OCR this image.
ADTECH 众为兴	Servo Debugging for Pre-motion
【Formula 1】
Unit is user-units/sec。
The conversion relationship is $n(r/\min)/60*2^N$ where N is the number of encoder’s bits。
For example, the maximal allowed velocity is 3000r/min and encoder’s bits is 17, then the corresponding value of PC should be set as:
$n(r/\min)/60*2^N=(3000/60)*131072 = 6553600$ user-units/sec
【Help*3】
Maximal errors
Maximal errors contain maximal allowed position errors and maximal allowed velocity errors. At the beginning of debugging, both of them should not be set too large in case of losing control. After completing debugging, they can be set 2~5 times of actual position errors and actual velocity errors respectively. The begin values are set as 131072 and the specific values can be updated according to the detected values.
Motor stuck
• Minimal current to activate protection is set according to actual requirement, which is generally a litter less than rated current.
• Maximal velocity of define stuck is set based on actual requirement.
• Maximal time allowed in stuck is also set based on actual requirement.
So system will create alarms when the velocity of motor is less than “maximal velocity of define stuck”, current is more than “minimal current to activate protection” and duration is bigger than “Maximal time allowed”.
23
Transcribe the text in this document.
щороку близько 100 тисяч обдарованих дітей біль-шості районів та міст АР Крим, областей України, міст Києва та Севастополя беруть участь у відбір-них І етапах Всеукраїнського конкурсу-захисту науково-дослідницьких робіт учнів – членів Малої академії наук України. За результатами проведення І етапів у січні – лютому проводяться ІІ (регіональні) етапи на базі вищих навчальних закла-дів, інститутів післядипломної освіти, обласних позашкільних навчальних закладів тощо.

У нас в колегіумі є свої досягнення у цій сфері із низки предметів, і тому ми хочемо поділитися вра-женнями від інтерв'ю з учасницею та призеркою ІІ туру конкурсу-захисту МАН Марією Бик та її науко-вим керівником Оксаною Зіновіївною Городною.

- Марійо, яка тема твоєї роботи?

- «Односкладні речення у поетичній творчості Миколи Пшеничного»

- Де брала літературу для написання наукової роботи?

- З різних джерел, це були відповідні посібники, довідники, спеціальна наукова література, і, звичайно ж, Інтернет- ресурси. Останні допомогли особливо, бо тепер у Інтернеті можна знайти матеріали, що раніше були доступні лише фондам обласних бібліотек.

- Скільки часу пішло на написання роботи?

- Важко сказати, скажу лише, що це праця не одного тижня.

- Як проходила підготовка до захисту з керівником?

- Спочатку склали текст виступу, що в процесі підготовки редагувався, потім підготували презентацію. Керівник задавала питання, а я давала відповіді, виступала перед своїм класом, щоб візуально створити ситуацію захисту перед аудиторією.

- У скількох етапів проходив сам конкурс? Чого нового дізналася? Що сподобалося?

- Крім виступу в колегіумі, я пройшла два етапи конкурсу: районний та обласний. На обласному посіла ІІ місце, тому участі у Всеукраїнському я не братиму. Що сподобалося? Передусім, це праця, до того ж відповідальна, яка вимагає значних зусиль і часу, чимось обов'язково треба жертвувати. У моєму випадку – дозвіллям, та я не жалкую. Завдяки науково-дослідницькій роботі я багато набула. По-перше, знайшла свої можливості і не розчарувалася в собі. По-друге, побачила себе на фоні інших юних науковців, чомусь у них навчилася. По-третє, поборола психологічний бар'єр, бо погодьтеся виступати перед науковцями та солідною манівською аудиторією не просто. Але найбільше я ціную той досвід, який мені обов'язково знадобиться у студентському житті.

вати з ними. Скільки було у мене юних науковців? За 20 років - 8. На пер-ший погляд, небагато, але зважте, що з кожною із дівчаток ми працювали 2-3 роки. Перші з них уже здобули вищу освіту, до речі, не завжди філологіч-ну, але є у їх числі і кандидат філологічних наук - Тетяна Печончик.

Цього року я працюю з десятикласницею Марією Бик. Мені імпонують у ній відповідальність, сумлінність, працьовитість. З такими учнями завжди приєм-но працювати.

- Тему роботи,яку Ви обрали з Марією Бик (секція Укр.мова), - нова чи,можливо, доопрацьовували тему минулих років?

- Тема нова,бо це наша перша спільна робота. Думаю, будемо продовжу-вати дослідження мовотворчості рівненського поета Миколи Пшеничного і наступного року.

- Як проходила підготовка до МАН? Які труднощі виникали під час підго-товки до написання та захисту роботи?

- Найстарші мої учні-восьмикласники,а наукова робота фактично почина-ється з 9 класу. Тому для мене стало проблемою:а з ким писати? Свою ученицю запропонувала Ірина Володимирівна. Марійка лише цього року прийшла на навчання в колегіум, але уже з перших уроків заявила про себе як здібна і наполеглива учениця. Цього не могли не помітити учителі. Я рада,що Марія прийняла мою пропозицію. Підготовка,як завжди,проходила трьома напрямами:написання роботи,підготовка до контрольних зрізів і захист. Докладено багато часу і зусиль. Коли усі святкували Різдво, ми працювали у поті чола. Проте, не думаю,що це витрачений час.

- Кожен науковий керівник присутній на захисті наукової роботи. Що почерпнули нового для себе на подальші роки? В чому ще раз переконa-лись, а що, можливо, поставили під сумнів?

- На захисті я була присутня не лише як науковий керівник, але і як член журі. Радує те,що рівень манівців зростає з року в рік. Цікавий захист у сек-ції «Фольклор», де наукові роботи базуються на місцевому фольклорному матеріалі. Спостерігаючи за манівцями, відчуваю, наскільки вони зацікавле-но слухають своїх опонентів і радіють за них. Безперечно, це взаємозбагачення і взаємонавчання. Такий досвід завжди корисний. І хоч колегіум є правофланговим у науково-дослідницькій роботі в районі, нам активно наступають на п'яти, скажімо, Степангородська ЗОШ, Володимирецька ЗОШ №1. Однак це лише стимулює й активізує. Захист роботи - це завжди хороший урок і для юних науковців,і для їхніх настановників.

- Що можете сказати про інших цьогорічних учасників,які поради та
================
Do this:
Repeat the material word for word, in full.

Answer to the exercise:
OCR this image.
ADTECH 众为兴	Servo Debugging for Pre-motion
【Formula 1】
Unit is user-units/sec。
The conversion relationship is $n(r/\min)/60*2^N$ where N is the number of encoder’s bits。
For example, the maximal allowed velocity is 3000r/min and encoder’s bits is 17, then the corresponding value of PC should be set as:
$n(r/\min)/60*2^N=(3000/60)*131072 = 6553600$ user-units/sec
【Help*3】
Maximal errors
Maximal errors contain maximal allowed position errors and maximal allowed velocity errors. At the beginning of debugging, both of them should not be set too large in case of losing control. After completing debugging, they can be set 2~5 times of actual position errors and actual velocity errors respectively. The begin values are set as 131072 and the specific values can be updated according to the detected values.
Motor stuck
• Minimal current to activate protection is set according to actual requirement, which is generally a litter less than rated current.
• Maximal velocity of define stuck is set based on actual requirement.
• Maximal time allowed in stuck is also set based on actual requirement.
So system will create alarms when the velocity of motor is less than “maximal velocity of define stuck”, current is more than “minimal current to activate protection” and duration is bigger than “Maximal time allowed”.
23
Transcribe the text in this document.
щороку близько 100 тисяч обдарованих дітей біль-шості районів та міст АР Крим, областей України, міст Києва та Севастополя беруть участь у відбір-них І етапах Всеукраїнського конкурсу-захисту науково-дослідницьких робіт учнів – членів Малої академії наук України. За результатами проведення І етапів у січні – лютому проводяться ІІ (регіональні) етапи на базі вищих навчальних закла-дів, інститутів післядипломної освіти, обласних позашкільних навчальних закладів тощо.

У нас в колегіумі є свої досягнення у цій сфері із низки предметів, і тому ми хочемо поділитися вра-женнями від інтерв'ю з учасницею та призеркою ІІ туру конкурсу-захисту МАН Марією Бик та її науко-вим керівником Оксаною Зіновіївною Городною.

- Марійо, яка тема твоєї роботи?

- «Односкладні речення у поетичній творчості Миколи Пшеничного»

- Де брала літературу для написання наукової роботи?

- З різних джерел, це були відповідні посібники, довідники, спеціальна наукова література, і, звичайно ж, Інтернет- ресурси. Останні допомогли особливо, бо тепер у Інтернеті можна знайти матеріали, що раніше були доступні лише фондам обласних бібліотек.

- Скільки часу пішло на написання роботи?

- Важко сказати, скажу лише, що це праця не одного тижня.

- Як проходила підготовка до захисту з керівником?

- Спочатку склали текст виступу, що в процесі підготовки редагувався, потім підготували презентацію. Керівник задавала питання, а я давала відповіді, виступала перед своїм класом, щоб візуально створити ситуацію захисту перед аудиторією.

- У скількох етапів проходив сам конкурс? Чого нового дізналася? Що сподобалося?

- Крім виступу в колегіумі, я пройшла два етапи конкурсу: районний та обласний. На обласному посіла ІІ місце, тому участі у Всеукраїнському я не братиму. Що сподобалося? Передусім, це праця, до того ж відповідальна, яка вимагає значних зусиль і часу, чимось обов'язково треба жертвувати. У моєму випадку – дозвіллям, та я не жалкую. Завдяки науково-дослідницькій роботі я багато набула. По-перше, знайшла свої можливості і не розчарувалася в собі. По-друге, побачила себе на фоні інших юних науковців, чомусь у них навчилася. По-третє, поборола психологічний бар'єр, бо погодьтеся виступати перед науковцями та солідною манівською аудиторією не просто. Але найбільше я ціную той досвід, який мені обов'язково знадобиться у студентському житті.

вати з ними. Скільки було у мене юних науковців? За 20 років - 8. На пер-ший погляд, небагато, але зважте, що з кожною із дівчаток ми працювали 2-3 роки. Перші з них уже здобули вищу освіту, до речі, не завжди філологіч-ну, але є у їх числі і кандидат філологічних наук - Тетяна Печончик.

Цього року я працюю з десятикласницею Марією Бик. Мені імпонують у ній відповідальність, сумлінність, працьовитість. З такими учнями завжди приєм-но працювати.

- Тему роботи,яку Ви обрали з Марією Бик (секція Укр.мова), - нова чи,можливо, доопрацьовували тему минулих років?

- Тема нова,бо це наша перша спільна робота. Думаю, будемо продовжу-вати дослідження мовотворчості рівненського поета Миколи Пшеничного і наступного року.

- Як проходила підготовка до МАН? Які труднощі виникали під час підго-товки до написання та захисту роботи?

- Найстарші мої учні-восьмикласники,а наукова робота фактично почина-ється з 9 класу. Тому для мене стало проблемою:а з ким писати? Свою ученицю запропонувала Ірина Володимирівна. Марійка лише цього року прийшла на навчання в колегіум, але уже з перших уроків заявила про себе як здібна і наполеглива учениця. Цього не могли не помітити учителі. Я рада,що Марія прийняла мою пропозицію. Підготовка,як завжди,проходила трьома напрямами:написання роботи,підготовка до контрольних зрізів і захист. Докладено багато часу і зусиль. Коли усі святкували Різдво, ми працювали у поті чола. Проте, не думаю,що це витрачений час.

- Кожен науковий керівник присутній на захисті наукової роботи. Що почерпнули нового для себе на подальші роки? В чому ще раз переконa-лись, а що, можливо, поставили під сумнів?

- На захисті я була присутня не лише як науковий керівник, але і як член журі. Радує те,що рівень манівців зростає з року в рік. Цікавий захист у сек-ції «Фольклор», де наукові роботи базуються на місцевому фольклорному матеріалі. Спостерігаючи за манівцями, відчуваю, наскільки вони зацікавле-но слухають своїх опонентів і радіють за них. Безперечно, це взаємозбагачення і взаємонавчання. Такий досвід завжди корисний. І хоч колегіум є правофланговим у науково-дослідницькій роботі в районі, нам активно наступають на п'яти, скажімо, Степангородська ЗОШ, Володимирецька ЗОШ №1. Однак це лише стимулює й активізує. Захист роботи - це завжди хороший урок і для юних науковців,і для їхніх настановників.

- Що можете сказати про інших цьогорічних учасників,які поради та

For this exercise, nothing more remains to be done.